### THE REQUEST
Pick out each line in these entries that contains the string "менее".

********

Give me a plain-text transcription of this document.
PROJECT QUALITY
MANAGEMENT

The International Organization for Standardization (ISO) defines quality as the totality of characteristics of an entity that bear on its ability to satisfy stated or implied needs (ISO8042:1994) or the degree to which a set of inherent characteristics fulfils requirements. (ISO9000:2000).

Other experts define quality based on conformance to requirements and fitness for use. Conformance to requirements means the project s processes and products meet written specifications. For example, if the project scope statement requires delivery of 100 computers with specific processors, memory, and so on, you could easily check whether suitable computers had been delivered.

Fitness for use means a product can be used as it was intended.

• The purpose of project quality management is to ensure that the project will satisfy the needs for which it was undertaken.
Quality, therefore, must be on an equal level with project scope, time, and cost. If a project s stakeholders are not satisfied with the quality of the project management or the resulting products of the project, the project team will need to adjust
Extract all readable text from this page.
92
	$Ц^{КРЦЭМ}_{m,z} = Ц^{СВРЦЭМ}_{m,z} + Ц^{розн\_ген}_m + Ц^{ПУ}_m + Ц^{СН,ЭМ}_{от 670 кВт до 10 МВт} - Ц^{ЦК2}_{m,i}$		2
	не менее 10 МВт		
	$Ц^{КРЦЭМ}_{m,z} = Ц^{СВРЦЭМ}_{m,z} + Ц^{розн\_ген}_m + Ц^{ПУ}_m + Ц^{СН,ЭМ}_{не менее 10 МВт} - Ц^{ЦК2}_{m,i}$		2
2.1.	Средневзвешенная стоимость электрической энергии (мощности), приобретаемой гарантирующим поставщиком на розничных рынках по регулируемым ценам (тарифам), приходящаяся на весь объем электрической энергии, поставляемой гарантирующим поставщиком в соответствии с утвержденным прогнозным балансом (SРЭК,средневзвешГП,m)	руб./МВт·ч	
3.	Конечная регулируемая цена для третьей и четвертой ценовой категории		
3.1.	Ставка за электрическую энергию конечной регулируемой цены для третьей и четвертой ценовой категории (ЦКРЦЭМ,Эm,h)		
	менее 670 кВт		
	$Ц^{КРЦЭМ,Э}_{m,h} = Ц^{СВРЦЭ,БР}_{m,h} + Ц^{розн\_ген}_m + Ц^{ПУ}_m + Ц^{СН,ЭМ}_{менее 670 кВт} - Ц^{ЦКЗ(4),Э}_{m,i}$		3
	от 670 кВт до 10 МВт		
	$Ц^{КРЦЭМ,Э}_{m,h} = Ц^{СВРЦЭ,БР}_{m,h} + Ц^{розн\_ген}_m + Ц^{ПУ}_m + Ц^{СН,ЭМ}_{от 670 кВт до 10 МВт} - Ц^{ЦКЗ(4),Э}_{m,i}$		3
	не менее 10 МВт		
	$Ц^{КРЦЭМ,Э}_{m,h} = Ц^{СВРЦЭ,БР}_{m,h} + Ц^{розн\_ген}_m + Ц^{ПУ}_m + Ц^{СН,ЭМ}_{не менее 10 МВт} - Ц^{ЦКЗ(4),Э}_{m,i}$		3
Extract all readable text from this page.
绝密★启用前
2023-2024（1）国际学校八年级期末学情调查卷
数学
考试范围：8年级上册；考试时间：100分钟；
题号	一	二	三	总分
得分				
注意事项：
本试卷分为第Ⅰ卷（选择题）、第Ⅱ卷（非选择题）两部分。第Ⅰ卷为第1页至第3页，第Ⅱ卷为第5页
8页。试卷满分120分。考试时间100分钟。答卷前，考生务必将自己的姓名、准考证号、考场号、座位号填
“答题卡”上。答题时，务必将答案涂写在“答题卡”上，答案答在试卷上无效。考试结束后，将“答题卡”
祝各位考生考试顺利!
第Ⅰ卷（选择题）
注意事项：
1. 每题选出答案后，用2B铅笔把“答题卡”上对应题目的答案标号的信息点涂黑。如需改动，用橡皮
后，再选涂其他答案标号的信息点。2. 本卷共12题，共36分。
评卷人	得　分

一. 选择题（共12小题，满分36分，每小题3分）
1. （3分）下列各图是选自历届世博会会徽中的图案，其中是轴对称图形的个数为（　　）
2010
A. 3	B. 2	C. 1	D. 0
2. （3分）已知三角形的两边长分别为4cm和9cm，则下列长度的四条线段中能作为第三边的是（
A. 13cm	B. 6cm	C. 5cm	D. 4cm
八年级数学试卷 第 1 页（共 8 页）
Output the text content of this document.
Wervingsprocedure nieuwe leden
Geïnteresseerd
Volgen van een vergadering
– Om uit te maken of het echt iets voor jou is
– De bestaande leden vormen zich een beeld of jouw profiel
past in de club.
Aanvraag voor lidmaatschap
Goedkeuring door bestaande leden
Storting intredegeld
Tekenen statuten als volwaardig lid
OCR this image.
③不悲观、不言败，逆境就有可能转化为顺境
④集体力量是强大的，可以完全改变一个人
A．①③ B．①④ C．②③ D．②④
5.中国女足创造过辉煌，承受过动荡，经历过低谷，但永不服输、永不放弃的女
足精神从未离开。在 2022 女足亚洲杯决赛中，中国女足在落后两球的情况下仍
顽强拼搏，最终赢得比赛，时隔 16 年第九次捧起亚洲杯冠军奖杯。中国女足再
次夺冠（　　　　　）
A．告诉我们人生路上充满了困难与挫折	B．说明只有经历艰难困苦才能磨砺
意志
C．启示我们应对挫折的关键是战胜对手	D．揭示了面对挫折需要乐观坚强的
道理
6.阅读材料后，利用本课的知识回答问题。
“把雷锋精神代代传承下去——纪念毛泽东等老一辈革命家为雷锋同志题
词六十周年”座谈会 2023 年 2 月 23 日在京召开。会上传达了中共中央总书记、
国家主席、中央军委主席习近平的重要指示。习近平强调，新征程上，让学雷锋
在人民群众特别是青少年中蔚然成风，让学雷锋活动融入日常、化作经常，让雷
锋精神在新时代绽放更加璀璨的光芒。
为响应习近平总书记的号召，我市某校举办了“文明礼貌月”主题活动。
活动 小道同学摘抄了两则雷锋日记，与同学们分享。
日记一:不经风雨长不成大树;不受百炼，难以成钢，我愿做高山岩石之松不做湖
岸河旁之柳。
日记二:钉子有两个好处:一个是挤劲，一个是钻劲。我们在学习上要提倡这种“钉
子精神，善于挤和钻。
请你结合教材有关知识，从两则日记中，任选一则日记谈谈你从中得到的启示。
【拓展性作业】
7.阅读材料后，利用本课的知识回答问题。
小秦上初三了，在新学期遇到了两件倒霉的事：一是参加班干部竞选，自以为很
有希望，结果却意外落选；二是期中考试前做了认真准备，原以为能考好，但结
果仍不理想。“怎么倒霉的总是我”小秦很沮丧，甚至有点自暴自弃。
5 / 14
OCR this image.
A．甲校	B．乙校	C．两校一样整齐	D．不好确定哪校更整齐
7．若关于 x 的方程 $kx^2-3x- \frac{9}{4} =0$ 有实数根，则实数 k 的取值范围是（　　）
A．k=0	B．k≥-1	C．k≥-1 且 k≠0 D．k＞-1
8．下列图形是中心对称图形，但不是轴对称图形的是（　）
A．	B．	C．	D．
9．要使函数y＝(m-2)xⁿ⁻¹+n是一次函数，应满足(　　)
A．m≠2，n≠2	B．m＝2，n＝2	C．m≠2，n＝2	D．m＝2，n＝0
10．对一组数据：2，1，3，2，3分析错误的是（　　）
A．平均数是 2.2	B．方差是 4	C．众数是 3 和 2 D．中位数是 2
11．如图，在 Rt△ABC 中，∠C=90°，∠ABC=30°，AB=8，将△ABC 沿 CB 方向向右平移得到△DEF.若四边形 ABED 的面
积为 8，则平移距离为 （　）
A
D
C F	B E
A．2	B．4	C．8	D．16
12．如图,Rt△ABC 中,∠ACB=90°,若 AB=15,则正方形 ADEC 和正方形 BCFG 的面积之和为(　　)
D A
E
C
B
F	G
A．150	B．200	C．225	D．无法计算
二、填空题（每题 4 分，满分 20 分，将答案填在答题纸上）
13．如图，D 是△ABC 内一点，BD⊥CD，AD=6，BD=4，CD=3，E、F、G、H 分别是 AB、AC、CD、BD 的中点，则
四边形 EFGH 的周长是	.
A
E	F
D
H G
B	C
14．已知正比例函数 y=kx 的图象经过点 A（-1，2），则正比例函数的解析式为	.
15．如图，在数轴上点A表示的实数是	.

********

### TASK ANSWER
	не менее 10 МВт		
	$Ц^{КРЦЭМ}_{m,z} = Ц^{СВРЦЭМ}_{m,z} + Ц^{розн\_ген}_m + Ц^{ПУ}_m + Ц^{СН,ЭМ}_{не менее 10 МВт} - Ц^{ЦК2}_{m,i}$		2
	менее 670 кВт		
	$Ц^{КРЦЭМ,Э}_{m,h} = Ц^{СВРЦЭ,БР}_{m,h} + Ц^{розн\_ген}_m + Ц^{ПУ}_m + Ц^{СН,ЭМ}_{менее 670 кВт} - Ц^{ЦКЗ(4),Э}_{m,i}$		3
	не менее 10 МВт		
	$Ц^{КРЦЭМ,Э}_{m,h} = Ц^{СВРЦЭ,БР}_{m,h} + Ц^{розн\_ген}_m + Ц^{ПУ}_m + Ц^{СН,ЭМ}_{не менее 10 МВт} - Ц^{ЦКЗ(4),Э}_{m,i}$		3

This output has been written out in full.